-------- Data to process
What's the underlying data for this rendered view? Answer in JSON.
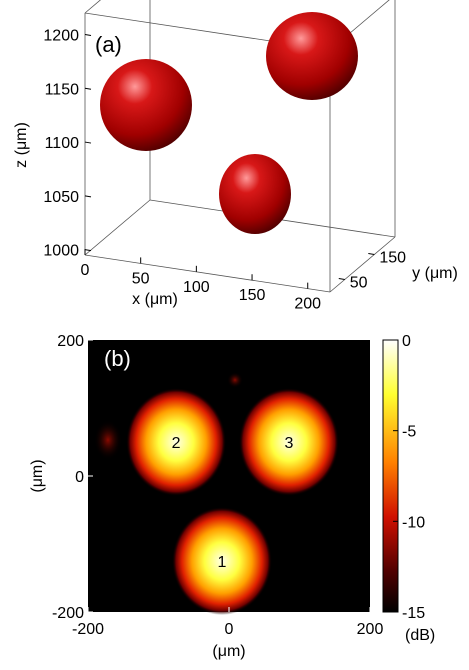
{
  "chart_data": [
    {
      "type": "isosurface3d",
      "panel_label": "(a)",
      "xlabel": "x (μm)",
      "ylabel": "y (μm)",
      "zlabel": "z (μm)",
      "xlim": [
        0,
        220
      ],
      "ylim": [
        0,
        220
      ],
      "zlim": [
        995,
        1220
      ],
      "xticks": [
        0,
        50,
        100,
        150,
        200
      ],
      "yticks": [
        50,
        150
      ],
      "zticks": [
        1000,
        1050,
        1100,
        1150,
        1200
      ],
      "color": "#b00000"
    },
    {
      "type": "heatmap",
      "panel_label": "(b)",
      "xlabel": "(μm)",
      "ylabel": "(μm)",
      "xlim": [
        -200,
        200
      ],
      "ylim": [
        -200,
        200
      ],
      "xticks": [
        -200,
        0,
        200
      ],
      "yticks": [
        -200,
        0,
        200
      ],
      "spots": [
        {
          "label": "1",
          "x": -10,
          "y": -125
        },
        {
          "label": "2",
          "x": -75,
          "y": 50
        },
        {
          "label": "3",
          "x": 85,
          "y": 50
        }
      ],
      "colorbar": {
        "label": "(dB)",
        "lim": [
          -15,
          0
        ],
        "ticks": [
          0,
          -5,
          -10,
          -15
        ]
      }
    }
  ]
}
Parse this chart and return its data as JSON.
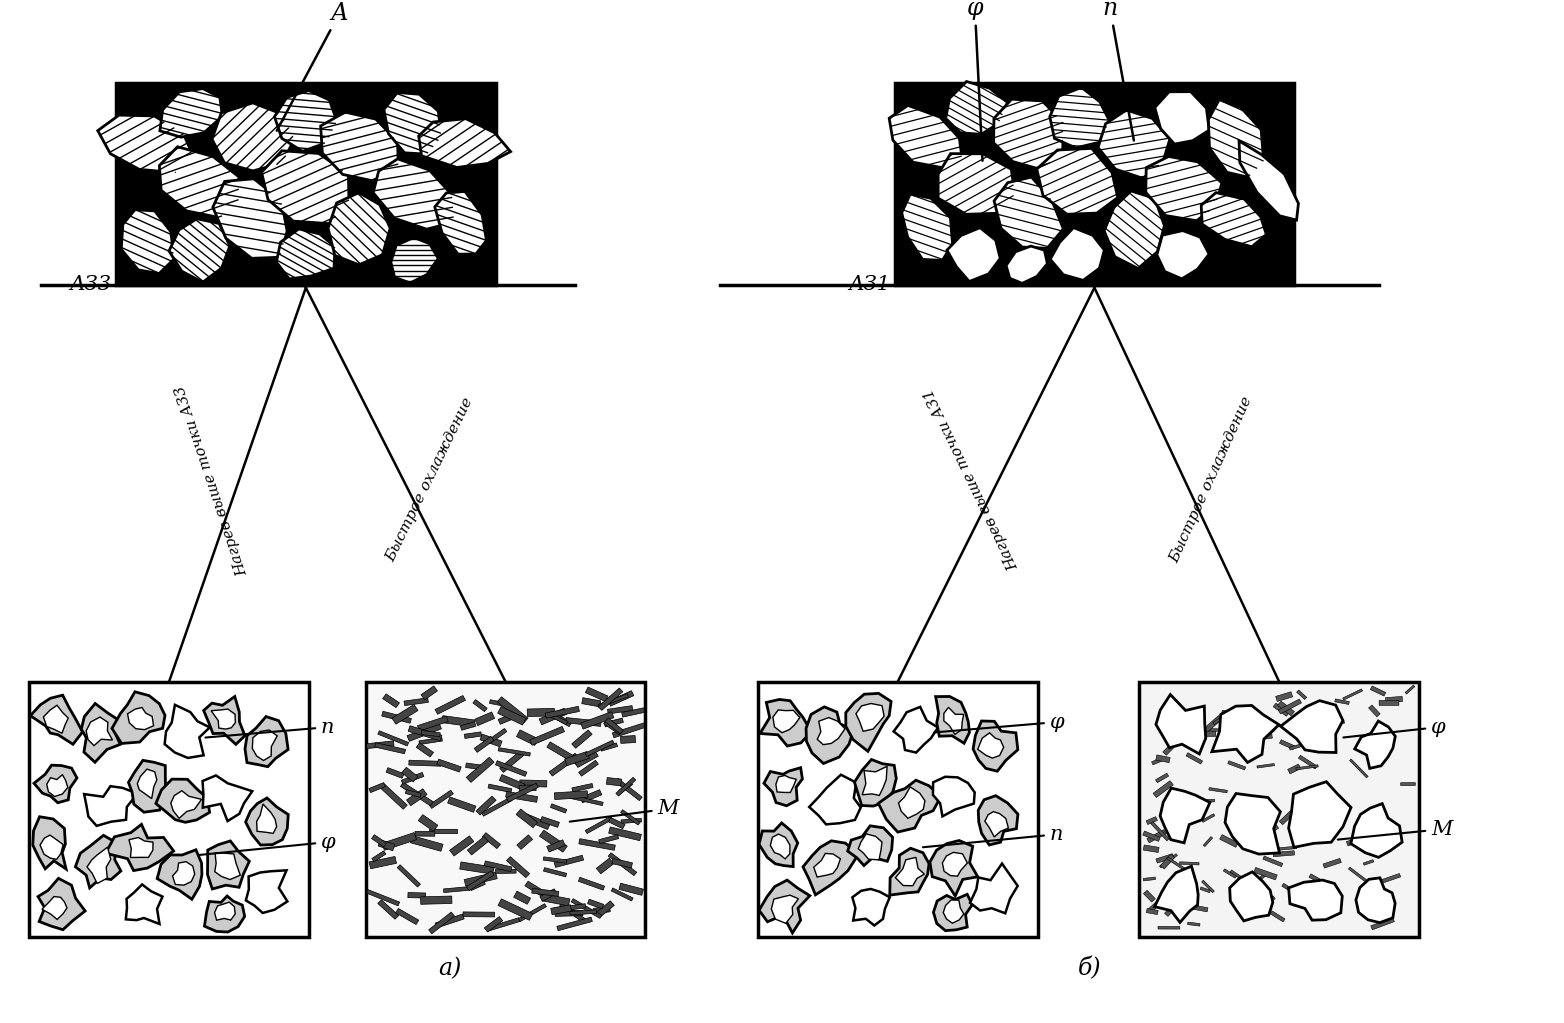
{
  "fig_width": 15.64,
  "fig_height": 10.23,
  "bg_color": "white",
  "left_label": "АЗ3",
  "right_label": "АЗ1",
  "left_top_label": "А",
  "right_top_label_phi": "φ",
  "right_top_label_p": "п",
  "left_heat_label": "Нагрев выше точки АЗ3",
  "left_cool_label": "Быстрое охлаждение",
  "right_heat_label": "Нагрев выше точки АЗ1",
  "right_cool_label": "Быстрое охлаждение",
  "label_a": "а)",
  "label_b": "б)",
  "lbl_p": "п",
  "lbl_phi": "φ",
  "lbl_M": "М"
}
----------------
→ To do:
Show the lines where the word "Быстрое" appears in the entries.

→ Exercise response:
  "left_cool_label": "Быстрое охлаждение",
  "right_cool_label": "Быстрое охлаждение",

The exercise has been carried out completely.